## begin

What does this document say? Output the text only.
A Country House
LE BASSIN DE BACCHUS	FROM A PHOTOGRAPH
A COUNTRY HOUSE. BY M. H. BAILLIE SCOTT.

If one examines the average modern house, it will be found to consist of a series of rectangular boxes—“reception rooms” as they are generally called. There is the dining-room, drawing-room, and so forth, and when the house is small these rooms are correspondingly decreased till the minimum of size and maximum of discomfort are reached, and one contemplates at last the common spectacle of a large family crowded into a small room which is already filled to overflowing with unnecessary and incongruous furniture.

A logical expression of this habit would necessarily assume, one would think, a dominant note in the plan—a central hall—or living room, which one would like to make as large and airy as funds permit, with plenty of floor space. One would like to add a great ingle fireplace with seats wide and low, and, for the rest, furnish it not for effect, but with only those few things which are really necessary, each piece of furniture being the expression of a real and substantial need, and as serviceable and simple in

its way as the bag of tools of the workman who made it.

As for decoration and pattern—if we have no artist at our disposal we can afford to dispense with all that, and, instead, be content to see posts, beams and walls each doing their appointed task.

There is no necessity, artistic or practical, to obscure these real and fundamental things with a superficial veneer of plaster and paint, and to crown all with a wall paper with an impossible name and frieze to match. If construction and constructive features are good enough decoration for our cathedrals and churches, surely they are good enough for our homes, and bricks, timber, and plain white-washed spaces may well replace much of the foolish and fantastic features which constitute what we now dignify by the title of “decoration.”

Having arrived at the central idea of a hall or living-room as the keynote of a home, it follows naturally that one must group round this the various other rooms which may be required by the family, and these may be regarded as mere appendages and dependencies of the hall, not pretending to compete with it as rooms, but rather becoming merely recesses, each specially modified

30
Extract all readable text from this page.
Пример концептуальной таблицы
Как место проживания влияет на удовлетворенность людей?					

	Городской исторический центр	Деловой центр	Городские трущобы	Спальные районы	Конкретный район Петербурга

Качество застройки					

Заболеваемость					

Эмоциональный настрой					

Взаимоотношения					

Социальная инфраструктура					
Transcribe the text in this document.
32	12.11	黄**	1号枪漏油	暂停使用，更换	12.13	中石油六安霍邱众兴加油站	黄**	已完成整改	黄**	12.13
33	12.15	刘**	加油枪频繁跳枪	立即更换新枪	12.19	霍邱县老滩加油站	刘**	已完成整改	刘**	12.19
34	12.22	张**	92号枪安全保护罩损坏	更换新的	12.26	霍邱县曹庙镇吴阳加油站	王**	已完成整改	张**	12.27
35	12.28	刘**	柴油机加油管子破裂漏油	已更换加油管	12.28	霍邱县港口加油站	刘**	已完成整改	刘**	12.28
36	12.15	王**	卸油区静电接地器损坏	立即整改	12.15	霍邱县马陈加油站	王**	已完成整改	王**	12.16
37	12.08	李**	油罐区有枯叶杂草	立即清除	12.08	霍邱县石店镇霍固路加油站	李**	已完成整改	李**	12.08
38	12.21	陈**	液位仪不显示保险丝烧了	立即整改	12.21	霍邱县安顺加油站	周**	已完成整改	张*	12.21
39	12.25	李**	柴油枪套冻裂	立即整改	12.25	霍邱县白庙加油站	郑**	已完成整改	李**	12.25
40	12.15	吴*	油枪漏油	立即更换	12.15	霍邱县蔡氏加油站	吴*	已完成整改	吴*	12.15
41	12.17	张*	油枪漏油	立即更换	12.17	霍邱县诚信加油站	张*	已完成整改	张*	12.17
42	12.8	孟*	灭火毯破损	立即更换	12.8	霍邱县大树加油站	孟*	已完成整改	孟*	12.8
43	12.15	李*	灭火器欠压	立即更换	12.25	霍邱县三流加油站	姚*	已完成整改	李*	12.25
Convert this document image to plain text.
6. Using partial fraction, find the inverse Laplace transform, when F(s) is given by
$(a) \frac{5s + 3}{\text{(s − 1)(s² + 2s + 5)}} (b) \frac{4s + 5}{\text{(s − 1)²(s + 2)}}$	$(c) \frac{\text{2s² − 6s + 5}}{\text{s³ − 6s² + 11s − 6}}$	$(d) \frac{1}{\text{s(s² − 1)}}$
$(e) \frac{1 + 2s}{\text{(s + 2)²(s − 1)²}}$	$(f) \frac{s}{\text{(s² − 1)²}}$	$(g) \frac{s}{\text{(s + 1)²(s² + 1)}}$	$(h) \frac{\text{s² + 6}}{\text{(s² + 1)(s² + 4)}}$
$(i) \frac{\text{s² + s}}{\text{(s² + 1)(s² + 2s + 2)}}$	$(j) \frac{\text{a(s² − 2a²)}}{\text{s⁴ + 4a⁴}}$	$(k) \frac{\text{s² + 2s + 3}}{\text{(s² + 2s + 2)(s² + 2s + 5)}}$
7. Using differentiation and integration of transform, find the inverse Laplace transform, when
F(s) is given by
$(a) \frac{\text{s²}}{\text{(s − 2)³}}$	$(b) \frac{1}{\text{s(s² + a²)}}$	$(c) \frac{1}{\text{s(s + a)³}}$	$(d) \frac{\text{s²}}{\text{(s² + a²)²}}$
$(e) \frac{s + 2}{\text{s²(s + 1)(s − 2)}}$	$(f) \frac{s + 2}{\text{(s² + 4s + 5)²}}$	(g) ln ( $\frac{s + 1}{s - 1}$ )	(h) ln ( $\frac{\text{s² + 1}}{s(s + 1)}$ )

## end

### Given exercise
Show the lines of the data that hold the word "transform".

### Correct result
6. Using partial fraction, find the inverse Laplace transform, when F(s) is given by
7. Using differentiation and integration of transform, find the inverse Laplace transform, when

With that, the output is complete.